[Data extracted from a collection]
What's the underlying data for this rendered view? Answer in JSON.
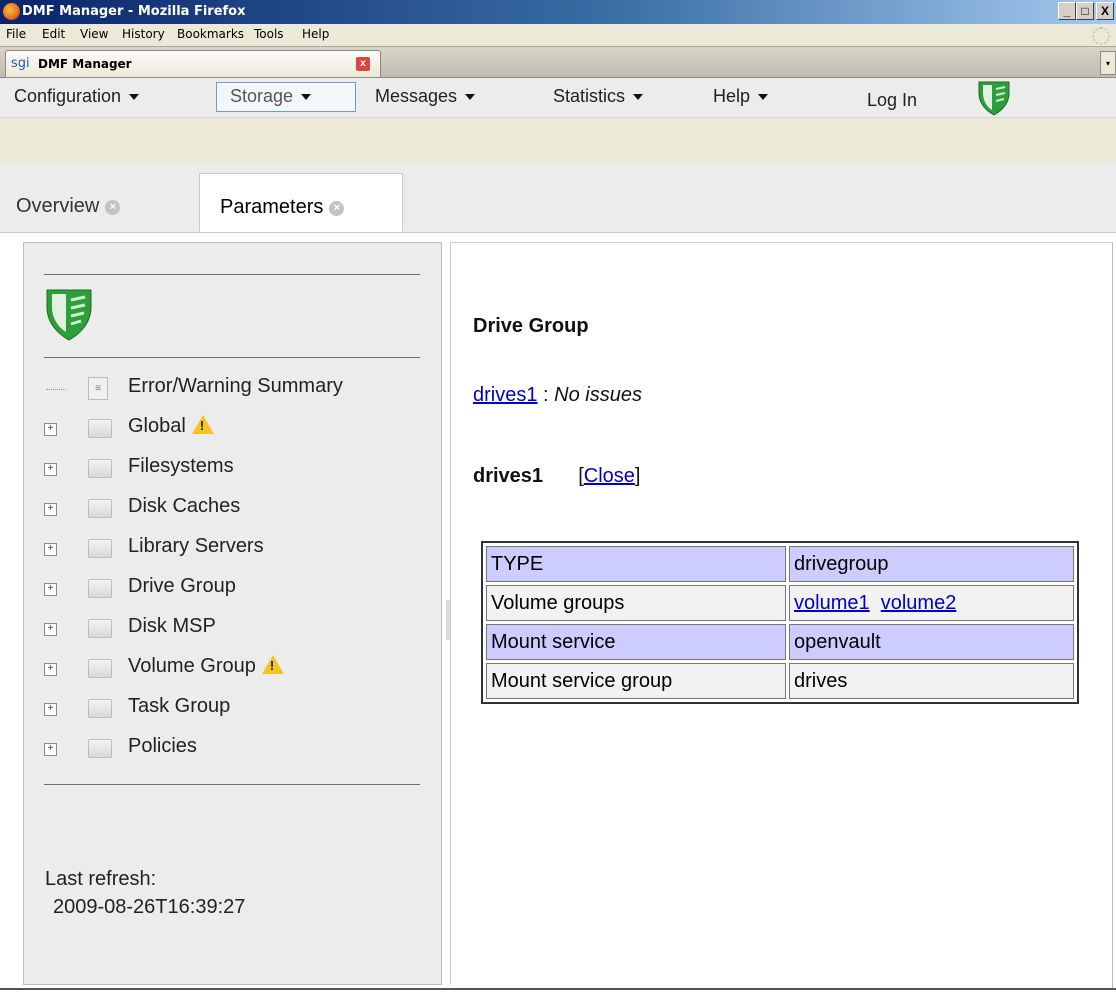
{
  "window": {
    "title": "DMF Manager - Mozilla Firefox",
    "buttons": [
      "_",
      "□",
      "X"
    ]
  },
  "browser_menu": [
    "File",
    "Edit",
    "View",
    "History",
    "Bookmarks",
    "Tools",
    "Help"
  ],
  "browser_tab": {
    "icon_text": "sgi",
    "title": "DMF Manager",
    "close_symbol": "x"
  },
  "app_nav": {
    "items": [
      "Configuration",
      "Storage",
      "Messages",
      "Statistics",
      "Help"
    ],
    "active": "Storage",
    "login": "Log In"
  },
  "content_tabs": [
    "Overview",
    "Parameters"
  ],
  "active_content_tab": "Parameters",
  "tree": {
    "items": [
      {
        "label": "Error/Warning Summary",
        "type": "doc",
        "warning": false
      },
      {
        "label": "Global",
        "type": "folder",
        "warning": true
      },
      {
        "label": "Filesystems",
        "type": "folder",
        "warning": false
      },
      {
        "label": "Disk Caches",
        "type": "folder",
        "warning": false
      },
      {
        "label": "Library Servers",
        "type": "folder",
        "warning": false
      },
      {
        "label": "Drive Group",
        "type": "folder",
        "warning": false
      },
      {
        "label": "Disk MSP",
        "type": "folder",
        "warning": false
      },
      {
        "label": "Volume Group",
        "type": "folder",
        "warning": true
      },
      {
        "label": "Task Group",
        "type": "folder",
        "warning": false
      },
      {
        "label": "Policies",
        "type": "folder",
        "warning": false
      }
    ],
    "expander": "+"
  },
  "refresh": {
    "label": "Last refresh:",
    "timestamp": "2009-08-26T16:39:27"
  },
  "main": {
    "heading": "Drive Group",
    "issue_link": "drives1",
    "issue_sep": " : ",
    "issue_text": "No issues",
    "detail_name": "drives1",
    "close_open": "[",
    "close_label": "Close",
    "close_close": "]",
    "table": [
      {
        "key": "TYPE",
        "value": "drivegroup",
        "links": [],
        "highlight": true
      },
      {
        "key": "Volume groups",
        "value": "",
        "links": [
          "volume1",
          "volume2"
        ],
        "highlight": false
      },
      {
        "key": "Mount service",
        "value": "openvault",
        "links": [],
        "highlight": true
      },
      {
        "key": "Mount service group",
        "value": "drives",
        "links": [],
        "highlight": false
      }
    ]
  },
  "colors": {
    "highlight_row": "#ccccff",
    "link": "#0000cc",
    "shield_green": "#2e9e3a"
  }
}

Stated task:
Transcribe the full listing above exactly, with the images removed.

Full solution:
What's the underlying data for this rendered view? Answer in JSON.
{
  "window": {
    "title": "DMF Manager - Mozilla Firefox",
    "buttons": [
      "_",
      "□",
      "X"
    ]
  },
  "browser_menu": [
    "File",
    "Edit",
    "View",
    "History",
    "Bookmarks",
    "Tools",
    "Help"
  ],
  "browser_tab": {
    "icon_text": "sgi",
    "title": "DMF Manager",
    "close_symbol": "x"
  },
  "app_nav": {
    "items": [
      "Configuration",
      "Storage",
      "Messages",
      "Statistics",
      "Help"
    ],
    "active": "Storage",
    "login": "Log In"
  },
  "content_tabs": [
    "Overview",
    "Parameters"
  ],
  "active_content_tab": "Parameters",
  "tree": {
    "items": [
      {
        "label": "Error/Warning Summary",
        "type": "doc",
        "warning": false
      },
      {
        "label": "Global",
        "type": "folder",
        "warning": true
      },
      {
        "label": "Filesystems",
        "type": "folder",
        "warning": false
      },
      {
        "label": "Disk Caches",
        "type": "folder",
        "warning": false
      },
      {
        "label": "Library Servers",
        "type": "folder",
        "warning": false
      },
      {
        "label": "Drive Group",
        "type": "folder",
        "warning": false
      },
      {
        "label": "Disk MSP",
        "type": "folder",
        "warning": false
      },
      {
        "label": "Volume Group",
        "type": "folder",
        "warning": true
      },
      {
        "label": "Task Group",
        "type": "folder",
        "warning": false
      },
      {
        "label": "Policies",
        "type": "folder",
        "warning": false
      }
    ],
    "expander": "+"
  },
  "refresh": {
    "label": "Last refresh:",
    "timestamp": "2009-08-26T16:39:27"
  },
  "main": {
    "heading": "Drive Group",
    "issue_link": "drives1",
    "issue_sep": " : ",
    "issue_text": "No issues",
    "detail_name": "drives1",
    "close_open": "[",
    "close_label": "Close",
    "close_close": "]",
    "table": [
      {
        "key": "TYPE",
        "value": "drivegroup",
        "links": [],
        "highlight": true
      },
      {
        "key": "Volume groups",
        "value": "",
        "links": [
          "volume1",
          "volume2"
        ],
        "highlight": false
      },
      {
        "key": "Mount service",
        "value": "openvault",
        "links": [],
        "highlight": true
      },
      {
        "key": "Mount service group",
        "value": "drives",
        "links": [],
        "highlight": false
      }
    ]
  },
  "colors": {
    "highlight_row": "#ccccff",
    "link": "#0000cc",
    "shield_green": "#2e9e3a"
  }
}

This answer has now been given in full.